• Work to do:
Select and reproduce each line of the listing below that bears the string "служащего".

— start Data to use —

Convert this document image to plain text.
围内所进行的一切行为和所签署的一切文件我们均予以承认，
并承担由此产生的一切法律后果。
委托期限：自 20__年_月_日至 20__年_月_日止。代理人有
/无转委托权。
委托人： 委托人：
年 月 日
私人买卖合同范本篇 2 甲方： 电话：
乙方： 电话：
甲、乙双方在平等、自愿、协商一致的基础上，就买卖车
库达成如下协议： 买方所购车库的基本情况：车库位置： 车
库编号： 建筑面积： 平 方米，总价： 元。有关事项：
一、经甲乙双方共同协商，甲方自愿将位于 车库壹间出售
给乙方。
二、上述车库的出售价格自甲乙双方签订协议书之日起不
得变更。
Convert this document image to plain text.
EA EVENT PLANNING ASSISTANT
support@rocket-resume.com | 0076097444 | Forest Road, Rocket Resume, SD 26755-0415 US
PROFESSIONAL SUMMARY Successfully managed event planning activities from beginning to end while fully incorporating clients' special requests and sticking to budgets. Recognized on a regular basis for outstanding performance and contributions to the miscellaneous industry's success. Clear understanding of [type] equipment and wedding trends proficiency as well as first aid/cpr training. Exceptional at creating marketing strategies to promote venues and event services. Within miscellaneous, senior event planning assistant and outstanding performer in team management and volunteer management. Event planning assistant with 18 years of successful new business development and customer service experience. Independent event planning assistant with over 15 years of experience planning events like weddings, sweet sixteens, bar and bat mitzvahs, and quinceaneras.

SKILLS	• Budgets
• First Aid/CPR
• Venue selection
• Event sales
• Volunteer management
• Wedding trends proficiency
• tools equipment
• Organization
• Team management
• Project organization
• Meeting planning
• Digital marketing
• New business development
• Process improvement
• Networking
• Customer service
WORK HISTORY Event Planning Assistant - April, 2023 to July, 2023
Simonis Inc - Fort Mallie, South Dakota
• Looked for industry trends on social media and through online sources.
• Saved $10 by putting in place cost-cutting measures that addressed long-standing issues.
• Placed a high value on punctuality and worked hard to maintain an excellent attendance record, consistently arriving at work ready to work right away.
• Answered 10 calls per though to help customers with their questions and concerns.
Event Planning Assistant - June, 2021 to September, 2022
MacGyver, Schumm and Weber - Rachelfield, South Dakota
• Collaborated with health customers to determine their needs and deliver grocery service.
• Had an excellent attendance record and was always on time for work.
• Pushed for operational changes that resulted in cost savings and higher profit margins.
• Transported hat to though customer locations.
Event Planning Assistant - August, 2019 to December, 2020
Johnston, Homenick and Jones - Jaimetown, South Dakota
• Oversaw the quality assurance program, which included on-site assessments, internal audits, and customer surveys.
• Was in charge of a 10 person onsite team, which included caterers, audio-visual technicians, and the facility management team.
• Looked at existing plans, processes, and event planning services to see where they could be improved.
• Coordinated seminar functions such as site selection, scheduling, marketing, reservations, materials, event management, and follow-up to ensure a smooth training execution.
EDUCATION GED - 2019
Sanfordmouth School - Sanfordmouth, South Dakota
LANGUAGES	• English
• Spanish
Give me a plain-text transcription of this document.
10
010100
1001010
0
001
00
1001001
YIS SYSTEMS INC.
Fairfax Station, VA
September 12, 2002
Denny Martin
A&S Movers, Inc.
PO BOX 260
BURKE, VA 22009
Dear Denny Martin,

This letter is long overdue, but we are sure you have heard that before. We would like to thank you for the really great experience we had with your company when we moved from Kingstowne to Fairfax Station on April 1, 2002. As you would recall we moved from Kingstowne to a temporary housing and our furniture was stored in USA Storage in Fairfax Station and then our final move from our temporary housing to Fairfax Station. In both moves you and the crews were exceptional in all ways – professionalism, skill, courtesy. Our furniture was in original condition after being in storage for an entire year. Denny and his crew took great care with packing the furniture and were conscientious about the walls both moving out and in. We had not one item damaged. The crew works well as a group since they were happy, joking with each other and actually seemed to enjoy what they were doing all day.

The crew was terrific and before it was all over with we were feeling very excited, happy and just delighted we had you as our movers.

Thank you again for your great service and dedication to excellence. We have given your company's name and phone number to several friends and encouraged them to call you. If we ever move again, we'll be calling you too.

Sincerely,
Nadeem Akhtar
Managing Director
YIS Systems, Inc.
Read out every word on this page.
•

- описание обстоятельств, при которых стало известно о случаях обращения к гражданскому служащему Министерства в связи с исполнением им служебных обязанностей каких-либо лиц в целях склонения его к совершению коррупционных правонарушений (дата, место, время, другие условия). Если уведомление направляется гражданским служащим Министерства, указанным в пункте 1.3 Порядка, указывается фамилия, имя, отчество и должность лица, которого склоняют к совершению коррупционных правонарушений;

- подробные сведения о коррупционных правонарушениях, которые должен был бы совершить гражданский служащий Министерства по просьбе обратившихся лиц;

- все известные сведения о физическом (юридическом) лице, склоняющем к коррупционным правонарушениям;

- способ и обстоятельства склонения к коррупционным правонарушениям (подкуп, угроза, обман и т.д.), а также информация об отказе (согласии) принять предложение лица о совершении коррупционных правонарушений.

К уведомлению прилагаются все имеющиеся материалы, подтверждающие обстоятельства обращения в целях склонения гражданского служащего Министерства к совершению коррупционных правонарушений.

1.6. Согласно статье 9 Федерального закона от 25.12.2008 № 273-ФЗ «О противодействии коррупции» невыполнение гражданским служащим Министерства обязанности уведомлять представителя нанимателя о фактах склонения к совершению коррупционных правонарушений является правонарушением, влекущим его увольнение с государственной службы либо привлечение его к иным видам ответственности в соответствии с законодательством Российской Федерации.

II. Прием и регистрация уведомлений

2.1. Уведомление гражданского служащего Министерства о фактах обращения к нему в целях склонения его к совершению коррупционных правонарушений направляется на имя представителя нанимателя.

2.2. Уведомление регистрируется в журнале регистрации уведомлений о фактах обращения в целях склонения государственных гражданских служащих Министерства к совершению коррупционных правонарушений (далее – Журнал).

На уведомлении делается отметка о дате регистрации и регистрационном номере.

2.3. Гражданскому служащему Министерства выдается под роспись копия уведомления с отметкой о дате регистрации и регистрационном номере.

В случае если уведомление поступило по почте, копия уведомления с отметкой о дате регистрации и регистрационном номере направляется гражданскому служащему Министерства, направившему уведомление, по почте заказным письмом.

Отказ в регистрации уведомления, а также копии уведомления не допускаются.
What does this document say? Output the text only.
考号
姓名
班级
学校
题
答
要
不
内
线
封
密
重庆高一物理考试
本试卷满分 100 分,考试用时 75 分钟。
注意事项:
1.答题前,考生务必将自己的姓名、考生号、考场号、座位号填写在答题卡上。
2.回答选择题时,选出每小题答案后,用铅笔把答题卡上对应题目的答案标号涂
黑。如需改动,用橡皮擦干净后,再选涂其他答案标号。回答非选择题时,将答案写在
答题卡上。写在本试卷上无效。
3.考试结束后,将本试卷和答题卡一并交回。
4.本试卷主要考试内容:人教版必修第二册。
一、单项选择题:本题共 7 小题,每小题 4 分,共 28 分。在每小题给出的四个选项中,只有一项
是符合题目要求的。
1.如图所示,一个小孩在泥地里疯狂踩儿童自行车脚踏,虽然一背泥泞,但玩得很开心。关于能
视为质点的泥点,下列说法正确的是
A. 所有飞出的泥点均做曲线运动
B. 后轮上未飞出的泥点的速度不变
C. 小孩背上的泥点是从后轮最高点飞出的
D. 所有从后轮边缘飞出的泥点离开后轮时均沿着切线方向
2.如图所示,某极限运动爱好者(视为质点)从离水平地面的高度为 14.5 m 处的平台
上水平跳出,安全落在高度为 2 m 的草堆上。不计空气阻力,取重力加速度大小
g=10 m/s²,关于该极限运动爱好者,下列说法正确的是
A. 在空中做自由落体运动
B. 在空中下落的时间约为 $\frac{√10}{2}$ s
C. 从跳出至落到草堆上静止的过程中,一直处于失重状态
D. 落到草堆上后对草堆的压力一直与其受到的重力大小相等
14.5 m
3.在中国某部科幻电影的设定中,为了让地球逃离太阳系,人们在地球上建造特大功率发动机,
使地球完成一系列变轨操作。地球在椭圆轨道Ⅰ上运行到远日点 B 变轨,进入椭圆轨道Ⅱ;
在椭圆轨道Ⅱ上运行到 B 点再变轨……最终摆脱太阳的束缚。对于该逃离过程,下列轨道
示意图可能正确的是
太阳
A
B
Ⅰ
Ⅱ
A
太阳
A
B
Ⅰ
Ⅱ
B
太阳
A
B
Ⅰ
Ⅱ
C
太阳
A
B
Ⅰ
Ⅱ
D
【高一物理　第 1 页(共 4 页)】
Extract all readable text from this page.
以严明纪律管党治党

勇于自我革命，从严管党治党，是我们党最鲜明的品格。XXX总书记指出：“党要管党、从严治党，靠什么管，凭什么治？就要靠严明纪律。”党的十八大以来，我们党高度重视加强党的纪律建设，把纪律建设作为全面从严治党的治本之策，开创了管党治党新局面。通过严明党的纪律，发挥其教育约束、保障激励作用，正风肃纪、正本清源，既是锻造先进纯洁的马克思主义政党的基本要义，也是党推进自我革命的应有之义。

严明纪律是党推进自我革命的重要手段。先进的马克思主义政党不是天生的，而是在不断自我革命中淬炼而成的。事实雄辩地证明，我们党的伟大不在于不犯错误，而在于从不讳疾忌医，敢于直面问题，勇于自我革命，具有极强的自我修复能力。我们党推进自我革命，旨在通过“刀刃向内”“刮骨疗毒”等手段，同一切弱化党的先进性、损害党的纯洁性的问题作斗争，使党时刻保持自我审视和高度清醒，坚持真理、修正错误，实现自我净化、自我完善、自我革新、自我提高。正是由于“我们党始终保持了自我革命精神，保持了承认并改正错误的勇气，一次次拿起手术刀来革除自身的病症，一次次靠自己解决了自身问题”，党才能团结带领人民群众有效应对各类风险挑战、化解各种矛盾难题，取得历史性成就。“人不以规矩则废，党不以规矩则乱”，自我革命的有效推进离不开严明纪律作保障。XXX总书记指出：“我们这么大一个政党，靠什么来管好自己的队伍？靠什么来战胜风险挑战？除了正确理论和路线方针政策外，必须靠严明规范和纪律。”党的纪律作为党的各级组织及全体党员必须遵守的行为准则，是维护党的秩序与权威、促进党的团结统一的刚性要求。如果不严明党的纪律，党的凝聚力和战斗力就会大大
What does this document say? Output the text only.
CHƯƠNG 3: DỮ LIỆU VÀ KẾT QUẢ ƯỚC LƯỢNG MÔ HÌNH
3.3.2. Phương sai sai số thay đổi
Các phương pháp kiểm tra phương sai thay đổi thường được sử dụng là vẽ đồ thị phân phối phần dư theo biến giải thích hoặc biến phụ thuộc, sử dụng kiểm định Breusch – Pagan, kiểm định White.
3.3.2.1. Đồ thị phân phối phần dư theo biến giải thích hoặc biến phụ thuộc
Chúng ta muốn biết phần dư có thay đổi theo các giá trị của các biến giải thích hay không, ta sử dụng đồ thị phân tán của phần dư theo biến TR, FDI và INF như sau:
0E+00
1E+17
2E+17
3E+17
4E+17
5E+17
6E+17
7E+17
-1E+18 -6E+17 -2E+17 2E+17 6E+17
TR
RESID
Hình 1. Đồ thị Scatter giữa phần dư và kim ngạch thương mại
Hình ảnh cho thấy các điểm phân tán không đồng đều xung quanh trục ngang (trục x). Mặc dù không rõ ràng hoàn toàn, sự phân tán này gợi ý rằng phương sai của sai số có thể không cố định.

— end Data to use —

• Output:
К уведомлению прилагаются все имеющиеся материалы, подтверждающие обстоятельства обращения в целях склонения гражданского служащего Министерства к совершению коррупционных правонарушений.
2.1. Уведомление гражданского служащего Министерства о фактах обращения к нему в целях склонения его к совершению коррупционных правонарушений направляется на имя представителя нанимателя.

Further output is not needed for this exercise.